-- START OF Dataset extract --

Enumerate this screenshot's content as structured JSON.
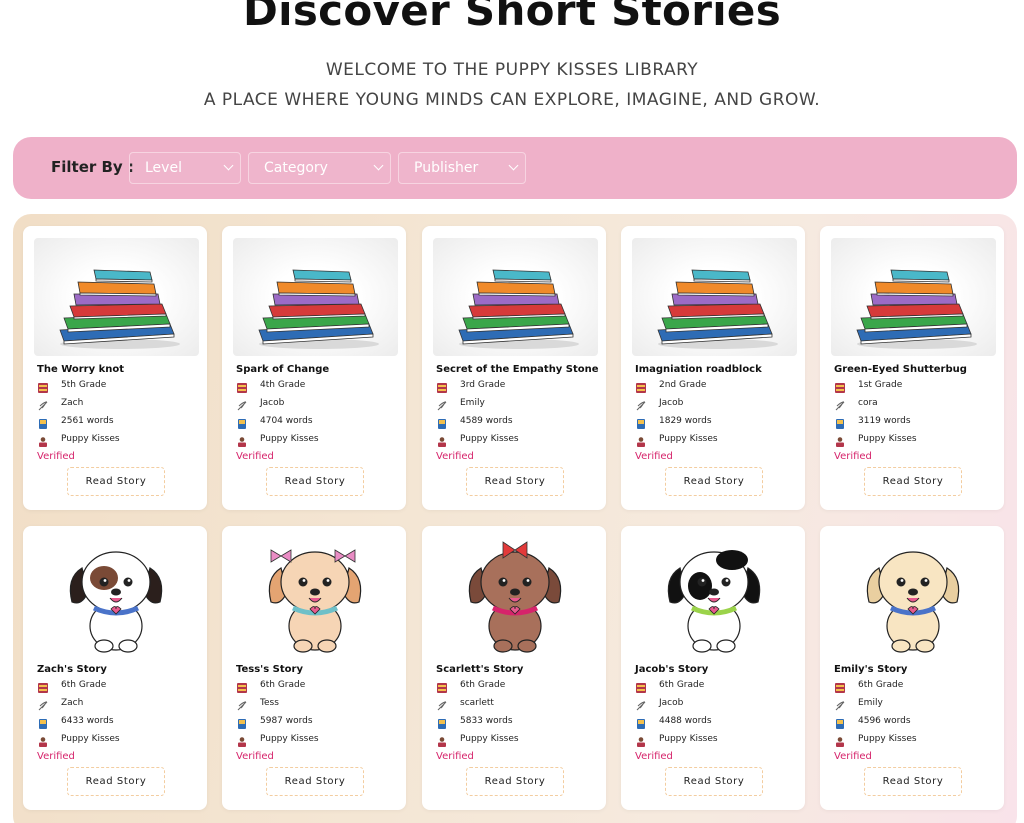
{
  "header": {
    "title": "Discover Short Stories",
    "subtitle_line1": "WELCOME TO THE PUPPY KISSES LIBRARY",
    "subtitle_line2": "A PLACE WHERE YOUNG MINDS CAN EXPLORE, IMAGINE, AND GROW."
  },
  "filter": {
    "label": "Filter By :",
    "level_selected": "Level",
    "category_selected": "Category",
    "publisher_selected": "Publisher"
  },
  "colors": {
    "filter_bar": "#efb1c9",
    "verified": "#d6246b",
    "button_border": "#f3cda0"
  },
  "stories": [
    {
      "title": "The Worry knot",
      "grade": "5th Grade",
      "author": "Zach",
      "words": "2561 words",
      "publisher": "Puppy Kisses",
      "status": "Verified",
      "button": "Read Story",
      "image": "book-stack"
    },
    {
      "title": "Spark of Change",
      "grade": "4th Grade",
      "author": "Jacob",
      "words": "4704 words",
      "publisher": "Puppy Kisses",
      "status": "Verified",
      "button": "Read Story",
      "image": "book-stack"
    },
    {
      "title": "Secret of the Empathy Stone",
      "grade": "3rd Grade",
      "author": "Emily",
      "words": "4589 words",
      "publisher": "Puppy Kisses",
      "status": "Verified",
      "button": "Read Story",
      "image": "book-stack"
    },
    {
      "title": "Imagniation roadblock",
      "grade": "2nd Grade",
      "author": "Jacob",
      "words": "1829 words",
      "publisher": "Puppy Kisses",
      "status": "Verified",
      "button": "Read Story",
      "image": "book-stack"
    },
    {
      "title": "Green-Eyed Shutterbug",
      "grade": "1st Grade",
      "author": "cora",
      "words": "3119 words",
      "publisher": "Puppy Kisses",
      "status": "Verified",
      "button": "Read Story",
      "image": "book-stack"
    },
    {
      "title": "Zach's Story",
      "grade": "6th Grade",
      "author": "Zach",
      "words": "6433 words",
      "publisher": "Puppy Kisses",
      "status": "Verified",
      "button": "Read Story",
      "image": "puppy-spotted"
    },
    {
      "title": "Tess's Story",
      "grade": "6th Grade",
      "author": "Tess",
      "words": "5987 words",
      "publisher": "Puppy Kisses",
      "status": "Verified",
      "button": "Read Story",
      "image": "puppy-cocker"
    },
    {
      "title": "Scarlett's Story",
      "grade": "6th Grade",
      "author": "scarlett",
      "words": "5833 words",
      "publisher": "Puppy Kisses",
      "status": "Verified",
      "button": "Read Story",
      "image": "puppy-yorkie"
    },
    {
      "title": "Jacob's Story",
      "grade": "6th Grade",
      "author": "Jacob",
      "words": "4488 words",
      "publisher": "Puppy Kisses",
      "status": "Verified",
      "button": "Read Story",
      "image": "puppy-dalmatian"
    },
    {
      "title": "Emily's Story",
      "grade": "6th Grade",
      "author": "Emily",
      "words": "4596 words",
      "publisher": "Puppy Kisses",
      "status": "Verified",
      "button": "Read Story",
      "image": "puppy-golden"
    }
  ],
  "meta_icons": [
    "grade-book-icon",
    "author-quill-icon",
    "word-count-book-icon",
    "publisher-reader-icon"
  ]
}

-- END OF Dataset extract --

**Task statement:** Each line of the data should be quoted exactly, with pictures left out.

**Finished answer:**
Enumerate this screenshot's content as structured JSON.
{
  "header": {
    "title": "Discover Short Stories",
    "subtitle_line1": "WELCOME TO THE PUPPY KISSES LIBRARY",
    "subtitle_line2": "A PLACE WHERE YOUNG MINDS CAN EXPLORE, IMAGINE, AND GROW."
  },
  "filter": {
    "label": "Filter By :",
    "level_selected": "Level",
    "category_selected": "Category",
    "publisher_selected": "Publisher"
  },
  "colors": {
    "filter_bar": "#efb1c9",
    "verified": "#d6246b",
    "button_border": "#f3cda0"
  },
  "stories": [
    {
      "title": "The Worry knot",
      "grade": "5th Grade",
      "author": "Zach",
      "words": "2561 words",
      "publisher": "Puppy Kisses",
      "status": "Verified",
      "button": "Read Story",
      "image": "book-stack"
    },
    {
      "title": "Spark of Change",
      "grade": "4th Grade",
      "author": "Jacob",
      "words": "4704 words",
      "publisher": "Puppy Kisses",
      "status": "Verified",
      "button": "Read Story",
      "image": "book-stack"
    },
    {
      "title": "Secret of the Empathy Stone",
      "grade": "3rd Grade",
      "author": "Emily",
      "words": "4589 words",
      "publisher": "Puppy Kisses",
      "status": "Verified",
      "button": "Read Story",
      "image": "book-stack"
    },
    {
      "title": "Imagniation roadblock",
      "grade": "2nd Grade",
      "author": "Jacob",
      "words": "1829 words",
      "publisher": "Puppy Kisses",
      "status": "Verified",
      "button": "Read Story",
      "image": "book-stack"
    },
    {
      "title": "Green-Eyed Shutterbug",
      "grade": "1st Grade",
      "author": "cora",
      "words": "3119 words",
      "publisher": "Puppy Kisses",
      "status": "Verified",
      "button": "Read Story",
      "image": "book-stack"
    },
    {
      "title": "Zach's Story",
      "grade": "6th Grade",
      "author": "Zach",
      "words": "6433 words",
      "publisher": "Puppy Kisses",
      "status": "Verified",
      "button": "Read Story",
      "image": "puppy-spotted"
    },
    {
      "title": "Tess's Story",
      "grade": "6th Grade",
      "author": "Tess",
      "words": "5987 words",
      "publisher": "Puppy Kisses",
      "status": "Verified",
      "button": "Read Story",
      "image": "puppy-cocker"
    },
    {
      "title": "Scarlett's Story",
      "grade": "6th Grade",
      "author": "scarlett",
      "words": "5833 words",
      "publisher": "Puppy Kisses",
      "status": "Verified",
      "button": "Read Story",
      "image": "puppy-yorkie"
    },
    {
      "title": "Jacob's Story",
      "grade": "6th Grade",
      "author": "Jacob",
      "words": "4488 words",
      "publisher": "Puppy Kisses",
      "status": "Verified",
      "button": "Read Story",
      "image": "puppy-dalmatian"
    },
    {
      "title": "Emily's Story",
      "grade": "6th Grade",
      "author": "Emily",
      "words": "4596 words",
      "publisher": "Puppy Kisses",
      "status": "Verified",
      "button": "Read Story",
      "image": "puppy-golden"
    }
  ],
  "meta_icons": [
    "grade-book-icon",
    "author-quill-icon",
    "word-count-book-icon",
    "publisher-reader-icon"
  ]
}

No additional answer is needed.